WHAT YOU SHOULD DO: Set down every record once more, exactly as given.

(Data listing)
## Start
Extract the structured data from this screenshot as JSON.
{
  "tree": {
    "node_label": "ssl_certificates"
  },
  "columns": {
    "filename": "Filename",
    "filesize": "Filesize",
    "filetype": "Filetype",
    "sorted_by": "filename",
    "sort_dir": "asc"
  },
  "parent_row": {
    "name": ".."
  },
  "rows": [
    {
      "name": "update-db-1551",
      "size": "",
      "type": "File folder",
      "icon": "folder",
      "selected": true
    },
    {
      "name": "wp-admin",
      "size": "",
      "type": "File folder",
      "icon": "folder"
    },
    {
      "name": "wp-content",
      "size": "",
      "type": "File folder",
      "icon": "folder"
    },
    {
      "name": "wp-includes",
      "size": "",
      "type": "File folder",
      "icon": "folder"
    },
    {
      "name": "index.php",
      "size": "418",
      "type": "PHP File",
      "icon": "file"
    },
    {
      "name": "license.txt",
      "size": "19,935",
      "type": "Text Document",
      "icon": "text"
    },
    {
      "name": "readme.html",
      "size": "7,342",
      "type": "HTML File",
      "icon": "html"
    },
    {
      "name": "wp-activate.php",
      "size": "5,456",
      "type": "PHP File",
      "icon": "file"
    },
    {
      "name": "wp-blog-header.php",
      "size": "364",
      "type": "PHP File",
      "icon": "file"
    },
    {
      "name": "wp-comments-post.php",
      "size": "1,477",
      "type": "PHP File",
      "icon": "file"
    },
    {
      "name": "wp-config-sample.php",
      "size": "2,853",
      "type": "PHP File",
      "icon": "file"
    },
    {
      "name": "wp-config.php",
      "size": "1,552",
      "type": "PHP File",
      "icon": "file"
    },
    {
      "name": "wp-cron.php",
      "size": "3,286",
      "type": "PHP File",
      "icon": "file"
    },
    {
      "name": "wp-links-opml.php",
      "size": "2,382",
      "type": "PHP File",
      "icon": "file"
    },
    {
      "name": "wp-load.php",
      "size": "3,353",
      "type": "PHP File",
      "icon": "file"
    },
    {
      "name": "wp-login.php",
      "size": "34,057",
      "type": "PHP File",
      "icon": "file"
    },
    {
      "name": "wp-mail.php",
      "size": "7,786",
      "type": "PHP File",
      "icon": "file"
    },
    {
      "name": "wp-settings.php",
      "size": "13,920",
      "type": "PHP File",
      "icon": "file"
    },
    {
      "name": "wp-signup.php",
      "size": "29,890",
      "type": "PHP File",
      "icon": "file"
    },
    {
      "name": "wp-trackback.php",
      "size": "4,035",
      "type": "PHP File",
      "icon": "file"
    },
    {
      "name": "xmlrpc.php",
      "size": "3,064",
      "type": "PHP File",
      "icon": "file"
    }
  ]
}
## End
EXERCISE RESULT:
Extract the structured data from this screenshot as JSON.
{
  "tree": {
    "node_label": "ssl_certificates"
  },
  "columns": {
    "filename": "Filename",
    "filesize": "Filesize",
    "filetype": "Filetype",
    "sorted_by": "filename",
    "sort_dir": "asc"
  },
  "parent_row": {
    "name": ".."
  },
  "rows": [
    {
      "name": "update-db-1551",
      "size": "",
      "type": "File folder",
      "icon": "folder",
      "selected": true
    },
    {
      "name": "wp-admin",
      "size": "",
      "type": "File folder",
      "icon": "folder"
    },
    {
      "name": "wp-content",
      "size": "",
      "type": "File folder",
      "icon": "folder"
    },
    {
      "name": "wp-includes",
      "size": "",
      "type": "File folder",
      "icon": "folder"
    },
    {
      "name": "index.php",
      "size": "418",
      "type": "PHP File",
      "icon": "file"
    },
    {
      "name": "license.txt",
      "size": "19,935",
      "type": "Text Document",
      "icon": "text"
    },
    {
      "name": "readme.html",
      "size": "7,342",
      "type": "HTML File",
      "icon": "html"
    },
    {
      "name": "wp-activate.php",
      "size": "5,456",
      "type": "PHP File",
      "icon": "file"
    },
    {
      "name": "wp-blog-header.php",
      "size": "364",
      "type": "PHP File",
      "icon": "file"
    },
    {
      "name": "wp-comments-post.php",
      "size": "1,477",
      "type": "PHP File",
      "icon": "file"
    },
    {
      "name": "wp-config-sample.php",
      "size": "2,853",
      "type": "PHP File",
      "icon": "file"
    },
    {
      "name": "wp-config.php",
      "size": "1,552",
      "type": "PHP File",
      "icon": "file"
    },
    {
      "name": "wp-cron.php",
      "size": "3,286",
      "type": "PHP File",
      "icon": "file"
    },
    {
      "name": "wp-links-opml.php",
      "size": "2,382",
      "type": "PHP File",
      "icon": "file"
    },
    {
      "name": "wp-load.php",
      "size": "3,353",
      "type": "PHP File",
      "icon": "file"
    },
    {
      "name": "wp-login.php",
      "size": "34,057",
      "type": "PHP File",
      "icon": "file"
    },
    {
      "name": "wp-mail.php",
      "size": "7,786",
      "type": "PHP File",
      "icon": "file"
    },
    {
      "name": "wp-settings.php",
      "size": "13,920",
      "type": "PHP File",
      "icon": "file"
    },
    {
      "name": "wp-signup.php",
      "size": "29,890",
      "type": "PHP File",
      "icon": "file"
    },
    {
      "name": "wp-trackback.php",
      "size": "4,035",
      "type": "PHP File",
      "icon": "file"
    },
    {
      "name": "xmlrpc.php",
      "size": "3,064",
      "type": "PHP File",
      "icon": "file"
    }
  ]
}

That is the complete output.